+++ Records supplied

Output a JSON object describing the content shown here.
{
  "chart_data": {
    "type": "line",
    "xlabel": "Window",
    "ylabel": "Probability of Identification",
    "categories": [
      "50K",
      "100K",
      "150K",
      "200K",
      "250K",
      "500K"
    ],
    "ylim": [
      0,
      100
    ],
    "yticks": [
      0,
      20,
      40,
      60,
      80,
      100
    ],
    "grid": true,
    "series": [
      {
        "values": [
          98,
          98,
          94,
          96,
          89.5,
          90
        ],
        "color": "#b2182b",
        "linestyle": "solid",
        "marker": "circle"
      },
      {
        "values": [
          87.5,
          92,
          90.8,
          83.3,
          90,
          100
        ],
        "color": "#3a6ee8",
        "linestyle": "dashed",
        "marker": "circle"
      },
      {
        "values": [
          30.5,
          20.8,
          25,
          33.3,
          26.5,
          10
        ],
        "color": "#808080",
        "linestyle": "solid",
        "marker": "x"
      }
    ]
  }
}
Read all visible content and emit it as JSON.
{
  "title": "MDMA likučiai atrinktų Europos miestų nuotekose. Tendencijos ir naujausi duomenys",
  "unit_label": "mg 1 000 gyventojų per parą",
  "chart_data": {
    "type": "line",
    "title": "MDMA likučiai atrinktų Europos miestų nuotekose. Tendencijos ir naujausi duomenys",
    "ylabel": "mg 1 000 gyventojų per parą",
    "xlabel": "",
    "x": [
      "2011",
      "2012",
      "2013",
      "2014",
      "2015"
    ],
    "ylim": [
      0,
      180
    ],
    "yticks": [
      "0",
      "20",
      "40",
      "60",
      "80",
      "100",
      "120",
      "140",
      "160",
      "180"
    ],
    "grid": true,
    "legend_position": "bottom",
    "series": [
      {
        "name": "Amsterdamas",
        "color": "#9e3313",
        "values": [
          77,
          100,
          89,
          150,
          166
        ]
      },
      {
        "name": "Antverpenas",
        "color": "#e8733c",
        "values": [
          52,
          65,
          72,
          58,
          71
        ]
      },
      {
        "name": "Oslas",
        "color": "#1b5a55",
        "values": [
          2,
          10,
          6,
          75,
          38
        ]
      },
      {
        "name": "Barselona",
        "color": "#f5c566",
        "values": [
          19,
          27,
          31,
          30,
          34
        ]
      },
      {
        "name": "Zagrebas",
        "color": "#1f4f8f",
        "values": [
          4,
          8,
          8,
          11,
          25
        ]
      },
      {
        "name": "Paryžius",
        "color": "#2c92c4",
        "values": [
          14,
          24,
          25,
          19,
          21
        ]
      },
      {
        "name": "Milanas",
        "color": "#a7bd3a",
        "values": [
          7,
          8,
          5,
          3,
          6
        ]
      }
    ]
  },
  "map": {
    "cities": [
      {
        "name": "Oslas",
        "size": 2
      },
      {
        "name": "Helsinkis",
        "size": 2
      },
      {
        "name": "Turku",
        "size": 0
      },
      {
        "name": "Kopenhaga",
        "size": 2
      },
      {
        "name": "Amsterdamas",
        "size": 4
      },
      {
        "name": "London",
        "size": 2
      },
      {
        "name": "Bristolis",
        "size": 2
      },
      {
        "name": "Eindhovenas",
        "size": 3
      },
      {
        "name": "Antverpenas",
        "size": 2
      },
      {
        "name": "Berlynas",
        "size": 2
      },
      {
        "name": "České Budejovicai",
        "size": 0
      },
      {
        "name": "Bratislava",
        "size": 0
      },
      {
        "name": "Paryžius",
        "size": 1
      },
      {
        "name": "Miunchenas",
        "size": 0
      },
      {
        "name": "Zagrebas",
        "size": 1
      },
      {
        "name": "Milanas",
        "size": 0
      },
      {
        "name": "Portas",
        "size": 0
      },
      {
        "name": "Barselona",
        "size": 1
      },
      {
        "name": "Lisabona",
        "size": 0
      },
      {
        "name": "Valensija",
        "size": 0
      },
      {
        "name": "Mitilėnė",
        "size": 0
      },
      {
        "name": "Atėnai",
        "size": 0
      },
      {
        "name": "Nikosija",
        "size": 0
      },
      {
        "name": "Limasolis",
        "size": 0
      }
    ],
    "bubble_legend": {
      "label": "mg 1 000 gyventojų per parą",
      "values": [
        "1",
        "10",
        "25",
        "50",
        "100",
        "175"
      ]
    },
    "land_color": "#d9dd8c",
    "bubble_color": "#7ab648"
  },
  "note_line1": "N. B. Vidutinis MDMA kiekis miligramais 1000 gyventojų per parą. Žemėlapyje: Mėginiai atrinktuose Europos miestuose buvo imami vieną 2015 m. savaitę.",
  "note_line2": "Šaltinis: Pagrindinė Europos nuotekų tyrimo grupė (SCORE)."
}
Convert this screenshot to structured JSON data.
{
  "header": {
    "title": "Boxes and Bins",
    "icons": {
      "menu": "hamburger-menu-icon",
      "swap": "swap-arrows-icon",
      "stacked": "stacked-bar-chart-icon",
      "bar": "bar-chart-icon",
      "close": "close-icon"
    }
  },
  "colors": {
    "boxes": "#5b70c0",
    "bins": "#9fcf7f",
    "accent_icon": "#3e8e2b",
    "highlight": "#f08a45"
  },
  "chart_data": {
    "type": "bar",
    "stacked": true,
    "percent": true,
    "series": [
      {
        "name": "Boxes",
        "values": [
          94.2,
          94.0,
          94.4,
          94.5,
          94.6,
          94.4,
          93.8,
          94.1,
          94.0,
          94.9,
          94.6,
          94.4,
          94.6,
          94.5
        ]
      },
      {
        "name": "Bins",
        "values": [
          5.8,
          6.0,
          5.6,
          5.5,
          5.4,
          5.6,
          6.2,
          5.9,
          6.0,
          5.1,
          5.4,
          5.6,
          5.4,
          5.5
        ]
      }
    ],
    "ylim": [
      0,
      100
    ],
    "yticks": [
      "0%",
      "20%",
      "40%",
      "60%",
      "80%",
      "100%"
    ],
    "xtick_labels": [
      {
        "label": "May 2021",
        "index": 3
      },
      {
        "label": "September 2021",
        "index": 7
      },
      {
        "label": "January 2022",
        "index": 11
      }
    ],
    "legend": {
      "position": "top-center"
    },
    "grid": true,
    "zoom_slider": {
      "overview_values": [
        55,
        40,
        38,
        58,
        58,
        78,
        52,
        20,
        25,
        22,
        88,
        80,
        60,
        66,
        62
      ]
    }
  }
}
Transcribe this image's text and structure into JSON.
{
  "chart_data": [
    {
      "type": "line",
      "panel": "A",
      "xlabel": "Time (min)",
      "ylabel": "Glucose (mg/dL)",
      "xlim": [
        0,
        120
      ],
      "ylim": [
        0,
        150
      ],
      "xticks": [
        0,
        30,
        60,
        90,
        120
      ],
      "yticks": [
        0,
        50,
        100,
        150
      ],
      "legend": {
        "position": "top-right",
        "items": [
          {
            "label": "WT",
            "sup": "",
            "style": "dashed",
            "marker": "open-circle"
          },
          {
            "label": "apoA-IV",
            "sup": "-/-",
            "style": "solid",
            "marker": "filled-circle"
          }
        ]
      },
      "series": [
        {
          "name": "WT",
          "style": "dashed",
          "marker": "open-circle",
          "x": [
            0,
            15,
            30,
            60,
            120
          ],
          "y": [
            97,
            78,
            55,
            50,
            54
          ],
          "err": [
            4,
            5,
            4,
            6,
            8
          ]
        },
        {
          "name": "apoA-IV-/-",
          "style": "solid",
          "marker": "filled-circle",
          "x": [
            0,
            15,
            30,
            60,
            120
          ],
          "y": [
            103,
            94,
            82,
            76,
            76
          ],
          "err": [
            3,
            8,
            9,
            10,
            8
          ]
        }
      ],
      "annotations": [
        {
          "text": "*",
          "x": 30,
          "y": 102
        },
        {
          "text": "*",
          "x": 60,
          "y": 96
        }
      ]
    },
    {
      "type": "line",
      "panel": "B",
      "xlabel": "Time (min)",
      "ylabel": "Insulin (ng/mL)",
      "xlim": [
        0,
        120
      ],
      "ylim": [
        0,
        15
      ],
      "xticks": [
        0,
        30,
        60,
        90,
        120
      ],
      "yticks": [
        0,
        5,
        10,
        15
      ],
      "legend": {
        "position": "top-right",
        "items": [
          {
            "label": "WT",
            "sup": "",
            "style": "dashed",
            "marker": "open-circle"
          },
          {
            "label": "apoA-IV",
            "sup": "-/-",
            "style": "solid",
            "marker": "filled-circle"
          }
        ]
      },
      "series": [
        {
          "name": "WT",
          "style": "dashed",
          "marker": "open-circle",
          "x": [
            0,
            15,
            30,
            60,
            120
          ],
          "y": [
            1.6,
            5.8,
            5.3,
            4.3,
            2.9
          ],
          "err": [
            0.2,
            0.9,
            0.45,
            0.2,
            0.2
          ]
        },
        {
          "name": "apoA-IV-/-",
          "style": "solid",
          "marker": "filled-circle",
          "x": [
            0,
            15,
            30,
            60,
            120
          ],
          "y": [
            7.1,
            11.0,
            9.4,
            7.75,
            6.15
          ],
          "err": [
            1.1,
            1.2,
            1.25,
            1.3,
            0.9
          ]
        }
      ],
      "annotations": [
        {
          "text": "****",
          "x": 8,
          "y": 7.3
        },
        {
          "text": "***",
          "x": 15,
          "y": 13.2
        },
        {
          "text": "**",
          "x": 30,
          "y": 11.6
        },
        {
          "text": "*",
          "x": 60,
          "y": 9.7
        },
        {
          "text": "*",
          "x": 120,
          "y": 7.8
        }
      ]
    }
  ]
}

++++++

Aim of the task
Count how many lines of the data include the word "MDMA". Your reply should be that number alone.

Result of this task
3